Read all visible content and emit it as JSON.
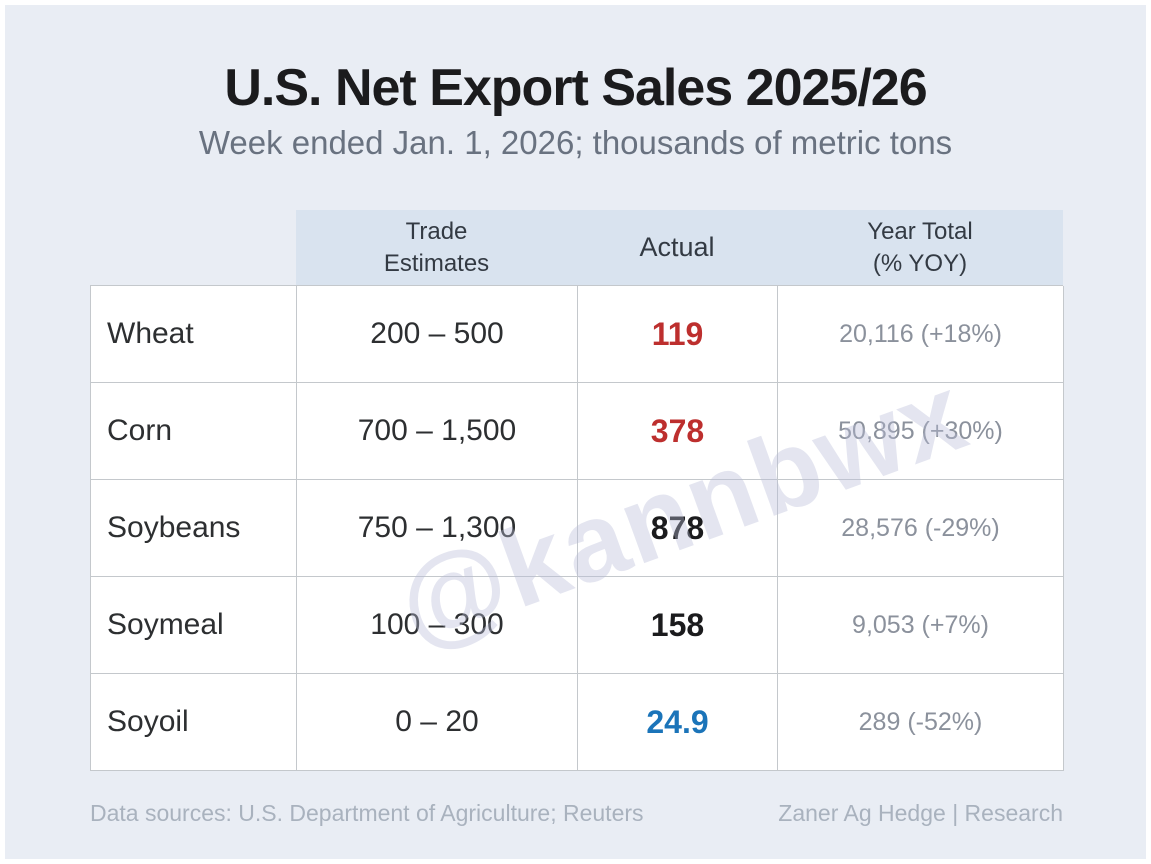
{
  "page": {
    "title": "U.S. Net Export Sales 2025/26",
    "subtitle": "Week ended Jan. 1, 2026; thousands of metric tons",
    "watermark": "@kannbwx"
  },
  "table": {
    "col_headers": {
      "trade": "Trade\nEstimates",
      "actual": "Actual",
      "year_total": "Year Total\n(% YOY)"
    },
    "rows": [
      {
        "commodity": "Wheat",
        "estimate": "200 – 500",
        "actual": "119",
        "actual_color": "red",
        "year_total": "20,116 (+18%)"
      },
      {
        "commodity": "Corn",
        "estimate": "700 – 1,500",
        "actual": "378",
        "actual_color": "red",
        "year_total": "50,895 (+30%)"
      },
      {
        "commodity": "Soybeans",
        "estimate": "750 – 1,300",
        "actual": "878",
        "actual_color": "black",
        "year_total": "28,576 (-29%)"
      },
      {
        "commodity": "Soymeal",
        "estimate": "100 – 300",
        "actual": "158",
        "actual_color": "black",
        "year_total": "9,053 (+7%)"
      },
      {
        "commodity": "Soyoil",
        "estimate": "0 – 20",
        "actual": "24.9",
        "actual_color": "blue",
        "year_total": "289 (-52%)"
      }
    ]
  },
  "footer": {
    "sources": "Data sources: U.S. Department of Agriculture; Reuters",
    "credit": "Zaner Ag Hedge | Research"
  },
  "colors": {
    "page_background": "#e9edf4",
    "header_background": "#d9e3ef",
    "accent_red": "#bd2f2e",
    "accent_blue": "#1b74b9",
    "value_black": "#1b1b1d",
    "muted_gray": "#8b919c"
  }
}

▬▬▬

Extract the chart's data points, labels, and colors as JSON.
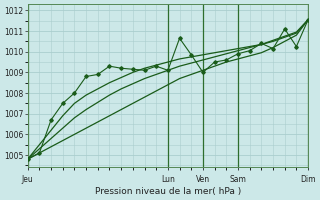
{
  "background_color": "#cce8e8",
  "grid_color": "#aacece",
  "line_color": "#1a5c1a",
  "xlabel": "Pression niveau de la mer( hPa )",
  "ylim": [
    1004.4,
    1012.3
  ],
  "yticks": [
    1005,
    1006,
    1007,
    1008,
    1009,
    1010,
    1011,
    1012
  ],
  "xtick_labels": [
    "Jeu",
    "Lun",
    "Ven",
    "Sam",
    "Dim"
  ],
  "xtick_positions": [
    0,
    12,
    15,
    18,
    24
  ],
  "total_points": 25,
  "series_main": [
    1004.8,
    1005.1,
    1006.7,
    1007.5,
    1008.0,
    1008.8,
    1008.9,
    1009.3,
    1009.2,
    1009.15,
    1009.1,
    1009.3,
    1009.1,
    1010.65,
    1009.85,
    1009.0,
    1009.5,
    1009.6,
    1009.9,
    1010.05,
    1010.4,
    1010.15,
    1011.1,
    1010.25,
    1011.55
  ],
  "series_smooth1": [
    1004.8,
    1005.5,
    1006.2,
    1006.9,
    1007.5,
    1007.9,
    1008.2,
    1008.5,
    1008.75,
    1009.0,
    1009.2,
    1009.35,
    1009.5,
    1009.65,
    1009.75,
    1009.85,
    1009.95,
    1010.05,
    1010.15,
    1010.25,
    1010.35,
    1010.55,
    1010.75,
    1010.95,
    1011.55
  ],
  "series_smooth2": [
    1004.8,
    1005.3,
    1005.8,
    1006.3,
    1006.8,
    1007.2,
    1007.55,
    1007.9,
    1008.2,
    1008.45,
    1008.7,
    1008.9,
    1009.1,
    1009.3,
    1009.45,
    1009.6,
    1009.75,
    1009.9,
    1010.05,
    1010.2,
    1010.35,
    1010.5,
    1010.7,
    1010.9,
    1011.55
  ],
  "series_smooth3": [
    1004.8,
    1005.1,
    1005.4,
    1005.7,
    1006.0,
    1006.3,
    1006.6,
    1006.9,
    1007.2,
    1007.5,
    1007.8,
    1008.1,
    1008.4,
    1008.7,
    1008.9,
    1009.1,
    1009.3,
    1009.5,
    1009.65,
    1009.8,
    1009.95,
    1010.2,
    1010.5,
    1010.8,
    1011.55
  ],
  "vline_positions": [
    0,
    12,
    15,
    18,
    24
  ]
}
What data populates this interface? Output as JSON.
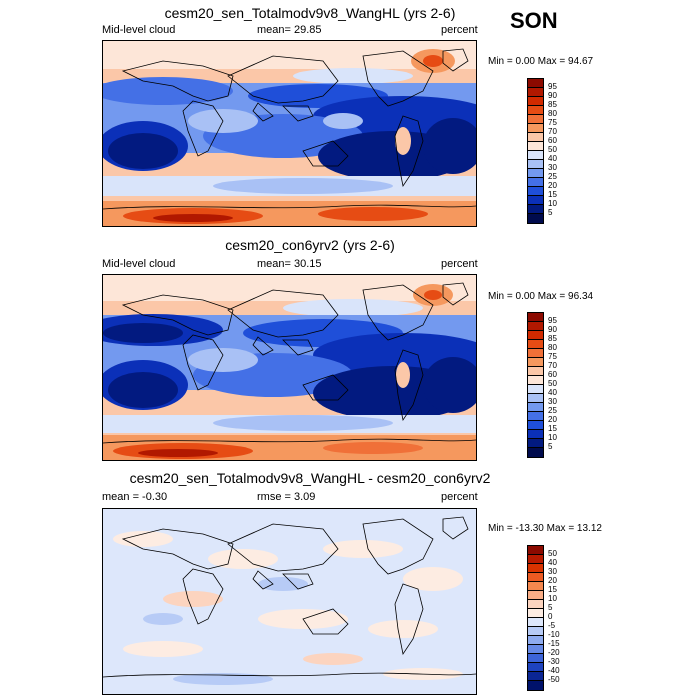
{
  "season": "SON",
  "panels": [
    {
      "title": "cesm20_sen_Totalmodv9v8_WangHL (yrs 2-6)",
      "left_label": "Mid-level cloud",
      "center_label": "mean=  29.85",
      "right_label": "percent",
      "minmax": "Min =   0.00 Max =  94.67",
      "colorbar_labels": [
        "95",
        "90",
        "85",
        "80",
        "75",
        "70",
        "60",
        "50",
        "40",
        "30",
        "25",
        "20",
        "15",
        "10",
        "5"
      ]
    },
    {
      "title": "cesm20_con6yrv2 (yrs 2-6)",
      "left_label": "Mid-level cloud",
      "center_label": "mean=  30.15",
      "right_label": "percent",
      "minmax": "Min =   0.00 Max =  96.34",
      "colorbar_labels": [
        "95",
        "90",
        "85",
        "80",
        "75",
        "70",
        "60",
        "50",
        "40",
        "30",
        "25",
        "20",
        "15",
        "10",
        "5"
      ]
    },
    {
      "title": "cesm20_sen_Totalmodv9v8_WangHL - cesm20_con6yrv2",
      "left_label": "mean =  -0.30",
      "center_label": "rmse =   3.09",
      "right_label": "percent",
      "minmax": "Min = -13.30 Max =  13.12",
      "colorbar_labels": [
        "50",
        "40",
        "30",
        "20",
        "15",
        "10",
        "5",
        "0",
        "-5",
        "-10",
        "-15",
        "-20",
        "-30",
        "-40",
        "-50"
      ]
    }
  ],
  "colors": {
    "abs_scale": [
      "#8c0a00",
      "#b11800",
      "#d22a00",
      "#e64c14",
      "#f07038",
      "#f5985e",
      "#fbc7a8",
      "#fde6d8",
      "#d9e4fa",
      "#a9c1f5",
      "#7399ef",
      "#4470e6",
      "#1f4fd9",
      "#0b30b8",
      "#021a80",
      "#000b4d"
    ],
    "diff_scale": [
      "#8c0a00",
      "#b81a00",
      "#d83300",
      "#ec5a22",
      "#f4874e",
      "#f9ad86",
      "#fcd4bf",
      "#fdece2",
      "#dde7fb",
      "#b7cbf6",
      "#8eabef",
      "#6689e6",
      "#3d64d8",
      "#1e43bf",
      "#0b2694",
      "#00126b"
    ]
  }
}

▬▬▬

Exercise goal: Find each line holding the string "minmax" and copy it out.

Solution:
      "minmax": "Min =   0.00 Max =  94.67",
      "minmax": "Min =   0.00 Max =  96.34",
      "minmax": "Min = -13.30 Max =  13.12",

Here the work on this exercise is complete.